**WHAT TO DO:** Your task is to count the lines of the entries below that include the word "color" and to give only the resulting number.

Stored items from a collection
==*==
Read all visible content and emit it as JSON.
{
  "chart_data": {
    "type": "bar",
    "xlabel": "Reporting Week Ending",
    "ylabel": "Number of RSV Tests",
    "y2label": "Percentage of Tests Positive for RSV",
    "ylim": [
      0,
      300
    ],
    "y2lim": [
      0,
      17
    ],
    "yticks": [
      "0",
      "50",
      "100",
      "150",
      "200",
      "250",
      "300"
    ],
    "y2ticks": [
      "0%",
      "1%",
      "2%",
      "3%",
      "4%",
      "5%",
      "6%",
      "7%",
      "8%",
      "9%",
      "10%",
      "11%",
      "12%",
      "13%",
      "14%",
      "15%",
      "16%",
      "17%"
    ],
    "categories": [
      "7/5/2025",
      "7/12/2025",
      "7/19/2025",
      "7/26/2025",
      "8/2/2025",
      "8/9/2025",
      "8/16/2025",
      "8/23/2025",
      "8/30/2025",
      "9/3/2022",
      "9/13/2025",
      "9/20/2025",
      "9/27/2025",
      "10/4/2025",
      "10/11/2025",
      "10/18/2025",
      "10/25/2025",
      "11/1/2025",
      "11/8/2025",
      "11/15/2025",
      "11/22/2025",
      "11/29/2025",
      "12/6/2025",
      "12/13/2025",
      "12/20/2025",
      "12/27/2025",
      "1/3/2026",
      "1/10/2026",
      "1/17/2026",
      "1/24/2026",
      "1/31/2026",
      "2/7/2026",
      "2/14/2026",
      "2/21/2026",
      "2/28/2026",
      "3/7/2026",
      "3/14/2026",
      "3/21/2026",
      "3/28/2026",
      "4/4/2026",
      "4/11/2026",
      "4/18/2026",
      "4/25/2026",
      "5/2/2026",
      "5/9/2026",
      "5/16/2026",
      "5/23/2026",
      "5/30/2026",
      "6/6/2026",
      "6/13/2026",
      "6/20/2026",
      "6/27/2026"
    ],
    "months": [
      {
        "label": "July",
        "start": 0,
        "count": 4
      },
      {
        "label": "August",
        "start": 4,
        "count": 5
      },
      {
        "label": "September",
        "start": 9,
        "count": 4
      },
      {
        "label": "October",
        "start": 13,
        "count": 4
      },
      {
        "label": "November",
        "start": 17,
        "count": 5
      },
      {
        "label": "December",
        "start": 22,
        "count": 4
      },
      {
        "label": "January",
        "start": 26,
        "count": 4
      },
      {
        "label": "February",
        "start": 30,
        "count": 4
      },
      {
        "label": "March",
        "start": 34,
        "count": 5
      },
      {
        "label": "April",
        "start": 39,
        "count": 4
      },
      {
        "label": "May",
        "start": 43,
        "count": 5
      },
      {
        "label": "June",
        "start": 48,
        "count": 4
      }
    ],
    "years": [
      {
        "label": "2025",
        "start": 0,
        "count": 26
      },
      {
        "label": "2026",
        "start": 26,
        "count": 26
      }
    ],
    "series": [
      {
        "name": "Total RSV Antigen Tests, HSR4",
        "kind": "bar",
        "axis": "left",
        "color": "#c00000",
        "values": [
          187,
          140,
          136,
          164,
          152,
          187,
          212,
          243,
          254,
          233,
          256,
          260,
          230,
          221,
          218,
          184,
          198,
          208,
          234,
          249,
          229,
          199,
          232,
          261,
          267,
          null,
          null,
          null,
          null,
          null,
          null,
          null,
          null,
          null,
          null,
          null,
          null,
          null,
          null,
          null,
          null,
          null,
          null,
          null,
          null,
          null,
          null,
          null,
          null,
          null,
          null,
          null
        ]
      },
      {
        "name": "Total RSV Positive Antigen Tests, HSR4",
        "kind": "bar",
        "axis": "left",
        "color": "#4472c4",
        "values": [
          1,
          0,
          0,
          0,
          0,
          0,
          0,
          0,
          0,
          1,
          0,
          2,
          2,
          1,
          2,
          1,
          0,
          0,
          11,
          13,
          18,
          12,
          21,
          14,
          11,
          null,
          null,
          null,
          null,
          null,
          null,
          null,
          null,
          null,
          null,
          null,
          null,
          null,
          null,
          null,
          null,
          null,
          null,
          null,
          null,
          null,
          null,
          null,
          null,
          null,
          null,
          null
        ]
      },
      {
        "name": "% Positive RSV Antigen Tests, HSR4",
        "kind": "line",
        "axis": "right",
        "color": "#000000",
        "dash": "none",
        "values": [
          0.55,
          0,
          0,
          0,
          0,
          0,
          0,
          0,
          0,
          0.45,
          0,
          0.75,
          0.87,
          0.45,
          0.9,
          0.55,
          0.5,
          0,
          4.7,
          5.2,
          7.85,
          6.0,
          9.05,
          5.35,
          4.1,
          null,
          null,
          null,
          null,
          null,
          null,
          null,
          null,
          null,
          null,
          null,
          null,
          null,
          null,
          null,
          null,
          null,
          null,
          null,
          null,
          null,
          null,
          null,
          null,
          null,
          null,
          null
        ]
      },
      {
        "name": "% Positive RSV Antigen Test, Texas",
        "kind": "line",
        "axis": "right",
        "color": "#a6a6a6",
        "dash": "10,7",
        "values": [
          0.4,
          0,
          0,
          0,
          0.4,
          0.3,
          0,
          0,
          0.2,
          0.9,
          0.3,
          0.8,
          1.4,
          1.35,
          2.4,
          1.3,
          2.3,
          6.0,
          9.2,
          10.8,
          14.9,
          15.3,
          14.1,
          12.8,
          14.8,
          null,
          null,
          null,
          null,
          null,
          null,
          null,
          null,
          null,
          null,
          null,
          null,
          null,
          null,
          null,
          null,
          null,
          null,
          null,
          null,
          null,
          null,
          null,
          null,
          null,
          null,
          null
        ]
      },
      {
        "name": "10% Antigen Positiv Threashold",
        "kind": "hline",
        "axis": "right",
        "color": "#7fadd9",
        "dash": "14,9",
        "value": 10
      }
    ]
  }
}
==*==
**TASK RESULT:** 5